Written exercise
Find the number of lines below in which the word "screenshot" appears, and write that number only.

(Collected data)
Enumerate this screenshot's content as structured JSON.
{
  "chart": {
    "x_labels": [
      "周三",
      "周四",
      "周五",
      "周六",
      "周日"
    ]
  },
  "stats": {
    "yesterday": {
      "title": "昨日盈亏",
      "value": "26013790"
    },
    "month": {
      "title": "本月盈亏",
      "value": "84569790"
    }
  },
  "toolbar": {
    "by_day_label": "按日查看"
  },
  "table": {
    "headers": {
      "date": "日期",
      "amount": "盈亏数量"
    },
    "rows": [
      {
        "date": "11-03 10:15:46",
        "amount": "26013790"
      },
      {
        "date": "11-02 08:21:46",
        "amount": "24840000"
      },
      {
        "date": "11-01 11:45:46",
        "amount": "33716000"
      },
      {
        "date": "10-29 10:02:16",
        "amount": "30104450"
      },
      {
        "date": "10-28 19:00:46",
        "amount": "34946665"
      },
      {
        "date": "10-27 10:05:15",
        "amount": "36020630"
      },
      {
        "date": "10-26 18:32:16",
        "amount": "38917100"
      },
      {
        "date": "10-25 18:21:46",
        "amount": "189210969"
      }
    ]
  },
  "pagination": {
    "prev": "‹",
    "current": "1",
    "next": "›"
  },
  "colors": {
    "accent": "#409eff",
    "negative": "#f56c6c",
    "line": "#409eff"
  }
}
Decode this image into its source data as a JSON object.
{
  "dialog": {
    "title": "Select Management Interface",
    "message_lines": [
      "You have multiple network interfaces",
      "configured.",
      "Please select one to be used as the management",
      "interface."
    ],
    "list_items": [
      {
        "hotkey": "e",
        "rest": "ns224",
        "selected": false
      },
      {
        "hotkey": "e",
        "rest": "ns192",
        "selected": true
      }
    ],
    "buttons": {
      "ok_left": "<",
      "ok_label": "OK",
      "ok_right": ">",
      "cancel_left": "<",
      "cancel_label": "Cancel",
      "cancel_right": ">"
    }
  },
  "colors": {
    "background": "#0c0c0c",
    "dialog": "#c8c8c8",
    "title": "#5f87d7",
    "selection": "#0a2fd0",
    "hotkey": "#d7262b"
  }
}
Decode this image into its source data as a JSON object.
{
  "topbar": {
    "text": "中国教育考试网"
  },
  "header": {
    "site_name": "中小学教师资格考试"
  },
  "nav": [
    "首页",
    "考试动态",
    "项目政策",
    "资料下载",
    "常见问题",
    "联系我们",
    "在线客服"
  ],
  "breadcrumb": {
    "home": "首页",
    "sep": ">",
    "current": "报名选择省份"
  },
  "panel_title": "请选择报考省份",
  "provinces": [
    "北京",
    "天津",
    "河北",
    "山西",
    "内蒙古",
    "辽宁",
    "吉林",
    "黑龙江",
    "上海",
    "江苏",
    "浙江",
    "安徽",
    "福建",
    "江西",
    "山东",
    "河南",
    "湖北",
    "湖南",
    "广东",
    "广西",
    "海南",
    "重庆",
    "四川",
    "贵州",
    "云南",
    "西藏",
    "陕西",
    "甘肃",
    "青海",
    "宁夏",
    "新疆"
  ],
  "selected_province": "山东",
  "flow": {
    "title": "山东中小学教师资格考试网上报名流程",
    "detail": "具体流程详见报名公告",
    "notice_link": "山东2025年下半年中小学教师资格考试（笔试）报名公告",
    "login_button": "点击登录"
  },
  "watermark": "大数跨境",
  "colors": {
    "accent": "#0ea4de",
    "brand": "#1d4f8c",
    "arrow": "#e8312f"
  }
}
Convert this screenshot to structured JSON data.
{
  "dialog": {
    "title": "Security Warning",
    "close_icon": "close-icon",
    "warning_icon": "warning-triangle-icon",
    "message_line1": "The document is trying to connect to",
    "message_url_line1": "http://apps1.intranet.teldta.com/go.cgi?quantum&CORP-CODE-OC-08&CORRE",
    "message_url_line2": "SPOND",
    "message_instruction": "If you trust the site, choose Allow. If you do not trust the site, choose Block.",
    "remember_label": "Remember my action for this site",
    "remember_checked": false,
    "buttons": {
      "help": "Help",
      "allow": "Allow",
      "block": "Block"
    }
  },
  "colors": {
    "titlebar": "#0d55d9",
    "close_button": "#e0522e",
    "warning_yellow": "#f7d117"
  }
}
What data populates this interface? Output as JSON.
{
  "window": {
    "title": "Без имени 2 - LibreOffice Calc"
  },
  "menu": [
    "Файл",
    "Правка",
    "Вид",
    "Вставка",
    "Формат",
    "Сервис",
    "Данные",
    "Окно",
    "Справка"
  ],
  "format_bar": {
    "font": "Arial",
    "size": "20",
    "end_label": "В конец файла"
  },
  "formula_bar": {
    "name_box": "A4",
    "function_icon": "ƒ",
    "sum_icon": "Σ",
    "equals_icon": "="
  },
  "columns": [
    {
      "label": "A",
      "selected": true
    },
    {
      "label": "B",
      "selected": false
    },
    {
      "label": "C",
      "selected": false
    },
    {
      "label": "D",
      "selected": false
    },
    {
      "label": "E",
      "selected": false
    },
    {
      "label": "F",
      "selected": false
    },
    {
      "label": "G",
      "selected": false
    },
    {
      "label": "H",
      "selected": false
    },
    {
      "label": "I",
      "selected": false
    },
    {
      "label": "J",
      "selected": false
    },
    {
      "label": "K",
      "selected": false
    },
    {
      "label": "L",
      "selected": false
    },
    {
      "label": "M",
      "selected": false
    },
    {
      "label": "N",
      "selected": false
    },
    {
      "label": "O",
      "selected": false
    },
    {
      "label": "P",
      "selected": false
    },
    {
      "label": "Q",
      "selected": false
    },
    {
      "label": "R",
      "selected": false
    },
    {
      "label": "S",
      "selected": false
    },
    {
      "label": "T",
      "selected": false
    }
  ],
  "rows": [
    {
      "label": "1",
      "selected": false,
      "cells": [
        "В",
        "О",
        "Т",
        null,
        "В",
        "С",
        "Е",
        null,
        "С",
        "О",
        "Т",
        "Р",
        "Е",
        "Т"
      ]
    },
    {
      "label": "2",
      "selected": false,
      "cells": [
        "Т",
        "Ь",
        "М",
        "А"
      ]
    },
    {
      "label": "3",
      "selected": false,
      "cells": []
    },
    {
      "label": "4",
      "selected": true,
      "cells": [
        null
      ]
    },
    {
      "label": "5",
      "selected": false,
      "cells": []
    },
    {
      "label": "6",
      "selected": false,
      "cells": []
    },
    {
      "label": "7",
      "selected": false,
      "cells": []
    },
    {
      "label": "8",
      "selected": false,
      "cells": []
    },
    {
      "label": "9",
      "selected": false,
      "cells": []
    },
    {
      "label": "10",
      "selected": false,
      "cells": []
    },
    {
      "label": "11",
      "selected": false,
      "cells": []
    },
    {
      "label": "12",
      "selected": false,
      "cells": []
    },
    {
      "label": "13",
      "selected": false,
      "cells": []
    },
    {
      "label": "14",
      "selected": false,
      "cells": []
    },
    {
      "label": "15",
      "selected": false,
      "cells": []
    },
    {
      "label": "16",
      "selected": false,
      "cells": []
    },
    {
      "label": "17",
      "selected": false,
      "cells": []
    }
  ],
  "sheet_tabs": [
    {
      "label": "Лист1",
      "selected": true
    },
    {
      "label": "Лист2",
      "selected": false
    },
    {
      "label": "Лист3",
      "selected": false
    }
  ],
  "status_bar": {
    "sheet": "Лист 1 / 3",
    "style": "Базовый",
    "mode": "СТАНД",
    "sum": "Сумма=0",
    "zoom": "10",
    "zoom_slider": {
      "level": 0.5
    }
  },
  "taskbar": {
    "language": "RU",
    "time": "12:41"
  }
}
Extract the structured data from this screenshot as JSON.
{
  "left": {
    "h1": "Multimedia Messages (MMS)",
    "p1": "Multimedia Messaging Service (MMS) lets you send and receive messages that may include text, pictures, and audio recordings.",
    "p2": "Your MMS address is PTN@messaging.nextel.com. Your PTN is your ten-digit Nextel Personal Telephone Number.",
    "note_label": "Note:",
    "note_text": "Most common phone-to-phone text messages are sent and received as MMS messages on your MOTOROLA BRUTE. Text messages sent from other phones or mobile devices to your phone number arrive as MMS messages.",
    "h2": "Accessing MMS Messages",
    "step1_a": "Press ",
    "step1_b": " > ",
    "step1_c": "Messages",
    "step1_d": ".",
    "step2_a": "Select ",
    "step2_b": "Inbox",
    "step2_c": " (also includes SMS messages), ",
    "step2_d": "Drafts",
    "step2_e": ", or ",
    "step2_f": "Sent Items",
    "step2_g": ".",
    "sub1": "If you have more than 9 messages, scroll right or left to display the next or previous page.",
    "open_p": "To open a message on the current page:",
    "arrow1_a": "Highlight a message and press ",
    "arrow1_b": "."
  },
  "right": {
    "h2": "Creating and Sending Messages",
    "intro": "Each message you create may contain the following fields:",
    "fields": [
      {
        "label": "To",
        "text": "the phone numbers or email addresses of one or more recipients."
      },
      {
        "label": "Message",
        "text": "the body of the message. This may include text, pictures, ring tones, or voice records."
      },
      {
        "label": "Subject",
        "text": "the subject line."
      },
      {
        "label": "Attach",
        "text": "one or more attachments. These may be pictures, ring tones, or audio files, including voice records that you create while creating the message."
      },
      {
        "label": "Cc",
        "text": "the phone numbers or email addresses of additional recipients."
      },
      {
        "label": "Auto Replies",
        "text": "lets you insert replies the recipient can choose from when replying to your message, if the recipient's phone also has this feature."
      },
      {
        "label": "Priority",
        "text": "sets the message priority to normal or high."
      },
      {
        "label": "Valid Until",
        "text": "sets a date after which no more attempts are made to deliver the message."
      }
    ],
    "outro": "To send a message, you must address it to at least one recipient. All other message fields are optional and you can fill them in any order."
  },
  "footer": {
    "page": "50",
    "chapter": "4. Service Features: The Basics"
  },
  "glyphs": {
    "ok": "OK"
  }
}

Exercise answer
3